_DATA LINES_

== == ==

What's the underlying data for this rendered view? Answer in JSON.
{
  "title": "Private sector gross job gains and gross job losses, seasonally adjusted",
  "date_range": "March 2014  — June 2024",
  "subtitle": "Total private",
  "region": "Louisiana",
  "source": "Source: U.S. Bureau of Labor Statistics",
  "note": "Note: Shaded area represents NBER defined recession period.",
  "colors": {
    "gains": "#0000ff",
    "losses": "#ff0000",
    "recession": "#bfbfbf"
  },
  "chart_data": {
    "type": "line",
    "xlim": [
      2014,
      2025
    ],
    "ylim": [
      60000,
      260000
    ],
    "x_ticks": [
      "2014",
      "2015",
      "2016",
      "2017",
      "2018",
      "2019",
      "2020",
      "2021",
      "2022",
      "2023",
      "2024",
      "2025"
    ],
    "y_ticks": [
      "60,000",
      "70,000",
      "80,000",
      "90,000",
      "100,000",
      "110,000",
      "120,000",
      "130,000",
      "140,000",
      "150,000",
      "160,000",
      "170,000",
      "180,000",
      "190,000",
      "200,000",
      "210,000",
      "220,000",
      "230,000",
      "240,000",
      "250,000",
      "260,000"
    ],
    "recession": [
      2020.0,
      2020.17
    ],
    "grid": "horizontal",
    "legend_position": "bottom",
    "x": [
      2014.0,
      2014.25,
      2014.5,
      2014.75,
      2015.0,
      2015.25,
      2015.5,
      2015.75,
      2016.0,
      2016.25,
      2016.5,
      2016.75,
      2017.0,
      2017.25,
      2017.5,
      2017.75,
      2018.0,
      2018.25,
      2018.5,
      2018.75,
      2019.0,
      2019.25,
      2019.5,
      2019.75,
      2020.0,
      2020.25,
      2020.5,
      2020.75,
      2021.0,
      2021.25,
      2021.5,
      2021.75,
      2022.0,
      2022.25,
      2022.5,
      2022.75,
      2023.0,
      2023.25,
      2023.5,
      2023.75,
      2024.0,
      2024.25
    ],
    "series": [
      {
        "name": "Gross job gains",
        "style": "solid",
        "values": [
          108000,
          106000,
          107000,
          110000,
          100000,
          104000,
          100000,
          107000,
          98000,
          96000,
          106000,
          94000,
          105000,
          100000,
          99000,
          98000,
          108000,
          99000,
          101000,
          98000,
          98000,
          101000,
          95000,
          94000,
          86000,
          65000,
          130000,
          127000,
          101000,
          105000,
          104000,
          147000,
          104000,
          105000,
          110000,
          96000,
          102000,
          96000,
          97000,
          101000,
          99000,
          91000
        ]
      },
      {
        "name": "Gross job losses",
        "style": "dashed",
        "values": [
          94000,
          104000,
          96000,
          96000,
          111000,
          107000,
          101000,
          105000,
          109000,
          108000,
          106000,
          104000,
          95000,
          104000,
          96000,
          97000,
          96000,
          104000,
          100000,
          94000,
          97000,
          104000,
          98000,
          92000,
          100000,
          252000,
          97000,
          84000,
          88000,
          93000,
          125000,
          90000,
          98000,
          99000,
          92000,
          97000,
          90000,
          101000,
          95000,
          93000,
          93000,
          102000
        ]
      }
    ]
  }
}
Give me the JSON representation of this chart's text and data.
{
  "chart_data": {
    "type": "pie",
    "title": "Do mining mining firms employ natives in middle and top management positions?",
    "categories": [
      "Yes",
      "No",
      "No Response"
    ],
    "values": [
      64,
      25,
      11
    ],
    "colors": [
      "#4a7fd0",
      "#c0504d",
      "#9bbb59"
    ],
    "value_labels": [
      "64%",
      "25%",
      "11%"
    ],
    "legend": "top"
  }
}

== == ==

_EXERCISE REQUIREMENTS_
Print back all the lines verbatim.

_REPLY TO THE TASK_
What's the underlying data for this rendered view? Answer in JSON.
{
  "title": "Private sector gross job gains and gross job losses, seasonally adjusted",
  "date_range": "March 2014  — June 2024",
  "subtitle": "Total private",
  "region": "Louisiana",
  "source": "Source: U.S. Bureau of Labor Statistics",
  "note": "Note: Shaded area represents NBER defined recession period.",
  "colors": {
    "gains": "#0000ff",
    "losses": "#ff0000",
    "recession": "#bfbfbf"
  },
  "chart_data": {
    "type": "line",
    "xlim": [
      2014,
      2025
    ],
    "ylim": [
      60000,
      260000
    ],
    "x_ticks": [
      "2014",
      "2015",
      "2016",
      "2017",
      "2018",
      "2019",
      "2020",
      "2021",
      "2022",
      "2023",
      "2024",
      "2025"
    ],
    "y_ticks": [
      "60,000",
      "70,000",
      "80,000",
      "90,000",
      "100,000",
      "110,000",
      "120,000",
      "130,000",
      "140,000",
      "150,000",
      "160,000",
      "170,000",
      "180,000",
      "190,000",
      "200,000",
      "210,000",
      "220,000",
      "230,000",
      "240,000",
      "250,000",
      "260,000"
    ],
    "recession": [
      2020.0,
      2020.17
    ],
    "grid": "horizontal",
    "legend_position": "bottom",
    "x": [
      2014.0,
      2014.25,
      2014.5,
      2014.75,
      2015.0,
      2015.25,
      2015.5,
      2015.75,
      2016.0,
      2016.25,
      2016.5,
      2016.75,
      2017.0,
      2017.25,
      2017.5,
      2017.75,
      2018.0,
      2018.25,
      2018.5,
      2018.75,
      2019.0,
      2019.25,
      2019.5,
      2019.75,
      2020.0,
      2020.25,
      2020.5,
      2020.75,
      2021.0,
      2021.25,
      2021.5,
      2021.75,
      2022.0,
      2022.25,
      2022.5,
      2022.75,
      2023.0,
      2023.25,
      2023.5,
      2023.75,
      2024.0,
      2024.25
    ],
    "series": [
      {
        "name": "Gross job gains",
        "style": "solid",
        "values": [
          108000,
          106000,
          107000,
          110000,
          100000,
          104000,
          100000,
          107000,
          98000,
          96000,
          106000,
          94000,
          105000,
          100000,
          99000,
          98000,
          108000,
          99000,
          101000,
          98000,
          98000,
          101000,
          95000,
          94000,
          86000,
          65000,
          130000,
          127000,
          101000,
          105000,
          104000,
          147000,
          104000,
          105000,
          110000,
          96000,
          102000,
          96000,
          97000,
          101000,
          99000,
          91000
        ]
      },
      {
        "name": "Gross job losses",
        "style": "dashed",
        "values": [
          94000,
          104000,
          96000,
          96000,
          111000,
          107000,
          101000,
          105000,
          109000,
          108000,
          106000,
          104000,
          95000,
          104000,
          96000,
          97000,
          96000,
          104000,
          100000,
          94000,
          97000,
          104000,
          98000,
          92000,
          100000,
          252000,
          97000,
          84000,
          88000,
          93000,
          125000,
          90000,
          98000,
          99000,
          92000,
          97000,
          90000,
          101000,
          95000,
          93000,
          93000,
          102000
        ]
      }
    ]
  }
}
Give me the JSON representation of this chart's text and data.
{
  "chart_data": {
    "type": "pie",
    "title": "Do mining mining firms employ natives in middle and top management positions?",
    "categories": [
      "Yes",
      "No",
      "No Response"
    ],
    "values": [
      64,
      25,
      11
    ],
    "colors": [
      "#4a7fd0",
      "#c0504d",
      "#9bbb59"
    ],
    "value_labels": [
      "64%",
      "25%",
      "11%"
    ],
    "legend": "top"
  }
}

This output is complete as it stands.